*Exercise directions*: Reproduce every entry exactly as shown.

BEGIN The data

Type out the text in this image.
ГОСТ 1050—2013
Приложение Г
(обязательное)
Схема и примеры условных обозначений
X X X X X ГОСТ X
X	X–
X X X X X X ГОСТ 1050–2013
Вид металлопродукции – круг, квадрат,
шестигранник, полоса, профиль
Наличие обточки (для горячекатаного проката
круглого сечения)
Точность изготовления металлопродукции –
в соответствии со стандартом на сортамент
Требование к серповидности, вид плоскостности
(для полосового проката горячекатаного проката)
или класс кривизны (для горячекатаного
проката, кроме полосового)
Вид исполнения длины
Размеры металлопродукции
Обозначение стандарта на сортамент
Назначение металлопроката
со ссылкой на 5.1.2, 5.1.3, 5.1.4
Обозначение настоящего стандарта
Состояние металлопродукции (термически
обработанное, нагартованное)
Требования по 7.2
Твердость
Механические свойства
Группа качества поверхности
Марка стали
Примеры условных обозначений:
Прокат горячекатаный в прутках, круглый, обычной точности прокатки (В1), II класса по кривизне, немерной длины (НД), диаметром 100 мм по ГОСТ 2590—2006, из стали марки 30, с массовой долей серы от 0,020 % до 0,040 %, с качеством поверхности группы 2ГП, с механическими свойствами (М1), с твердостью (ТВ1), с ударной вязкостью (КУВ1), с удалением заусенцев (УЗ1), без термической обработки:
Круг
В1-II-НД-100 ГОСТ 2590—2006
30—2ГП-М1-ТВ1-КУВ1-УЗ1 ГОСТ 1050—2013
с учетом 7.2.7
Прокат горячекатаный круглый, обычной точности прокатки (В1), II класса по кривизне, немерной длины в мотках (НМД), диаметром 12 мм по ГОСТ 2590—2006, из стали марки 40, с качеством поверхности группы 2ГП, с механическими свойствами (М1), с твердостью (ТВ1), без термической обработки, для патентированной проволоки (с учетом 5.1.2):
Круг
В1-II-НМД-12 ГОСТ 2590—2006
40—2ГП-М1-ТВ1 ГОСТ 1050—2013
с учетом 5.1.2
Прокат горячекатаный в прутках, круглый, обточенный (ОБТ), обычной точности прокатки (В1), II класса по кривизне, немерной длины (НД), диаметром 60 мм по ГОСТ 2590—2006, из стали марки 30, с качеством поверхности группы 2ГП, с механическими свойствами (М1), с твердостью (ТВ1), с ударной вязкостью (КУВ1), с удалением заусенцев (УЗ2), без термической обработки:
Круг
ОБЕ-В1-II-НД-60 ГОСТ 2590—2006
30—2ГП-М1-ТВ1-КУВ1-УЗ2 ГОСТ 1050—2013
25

END The data

*Result of this task*:
Type out the text in this image.
ГОСТ 1050—2013
Приложение Г
(обязательное)
Схема и примеры условных обозначений
X X X X X ГОСТ X
X	X–
X X X X X X ГОСТ 1050–2013
Вид металлопродукции – круг, квадрат,
шестигранник, полоса, профиль
Наличие обточки (для горячекатаного проката
круглого сечения)
Точность изготовления металлопродукции –
в соответствии со стандартом на сортамент
Требование к серповидности, вид плоскостности
(для полосового проката горячекатаного проката)
или класс кривизны (для горячекатаного
проката, кроме полосового)
Вид исполнения длины
Размеры металлопродукции
Обозначение стандарта на сортамент
Назначение металлопроката
со ссылкой на 5.1.2, 5.1.3, 5.1.4
Обозначение настоящего стандарта
Состояние металлопродукции (термически
обработанное, нагартованное)
Требования по 7.2
Твердость
Механические свойства
Группа качества поверхности
Марка стали
Примеры условных обозначений:
Прокат горячекатаный в прутках, круглый, обычной точности прокатки (В1), II класса по кривизне, немерной длины (НД), диаметром 100 мм по ГОСТ 2590—2006, из стали марки 30, с массовой долей серы от 0,020 % до 0,040 %, с качеством поверхности группы 2ГП, с механическими свойствами (М1), с твердостью (ТВ1), с ударной вязкостью (КУВ1), с удалением заусенцев (УЗ1), без термической обработки:
Круг
В1-II-НД-100 ГОСТ 2590—2006
30—2ГП-М1-ТВ1-КУВ1-УЗ1 ГОСТ 1050—2013
с учетом 7.2.7
Прокат горячекатаный круглый, обычной точности прокатки (В1), II класса по кривизне, немерной длины в мотках (НМД), диаметром 12 мм по ГОСТ 2590—2006, из стали марки 40, с качеством поверхности группы 2ГП, с механическими свойствами (М1), с твердостью (ТВ1), без термической обработки, для патентированной проволоки (с учетом 5.1.2):
Круг
В1-II-НМД-12 ГОСТ 2590—2006
40—2ГП-М1-ТВ1 ГОСТ 1050—2013
с учетом 5.1.2
Прокат горячекатаный в прутках, круглый, обточенный (ОБТ), обычной точности прокатки (В1), II класса по кривизне, немерной длины (НД), диаметром 60 мм по ГОСТ 2590—2006, из стали марки 30, с качеством поверхности группы 2ГП, с механическими свойствами (М1), с твердостью (ТВ1), с ударной вязкостью (КУВ1), с удалением заусенцев (УЗ2), без термической обработки:
Круг
ОБЕ-В1-II-НД-60 ГОСТ 2590—2006
30—2ГП-М1-ТВ1-КУВ1-УЗ2 ГОСТ 1050—2013
25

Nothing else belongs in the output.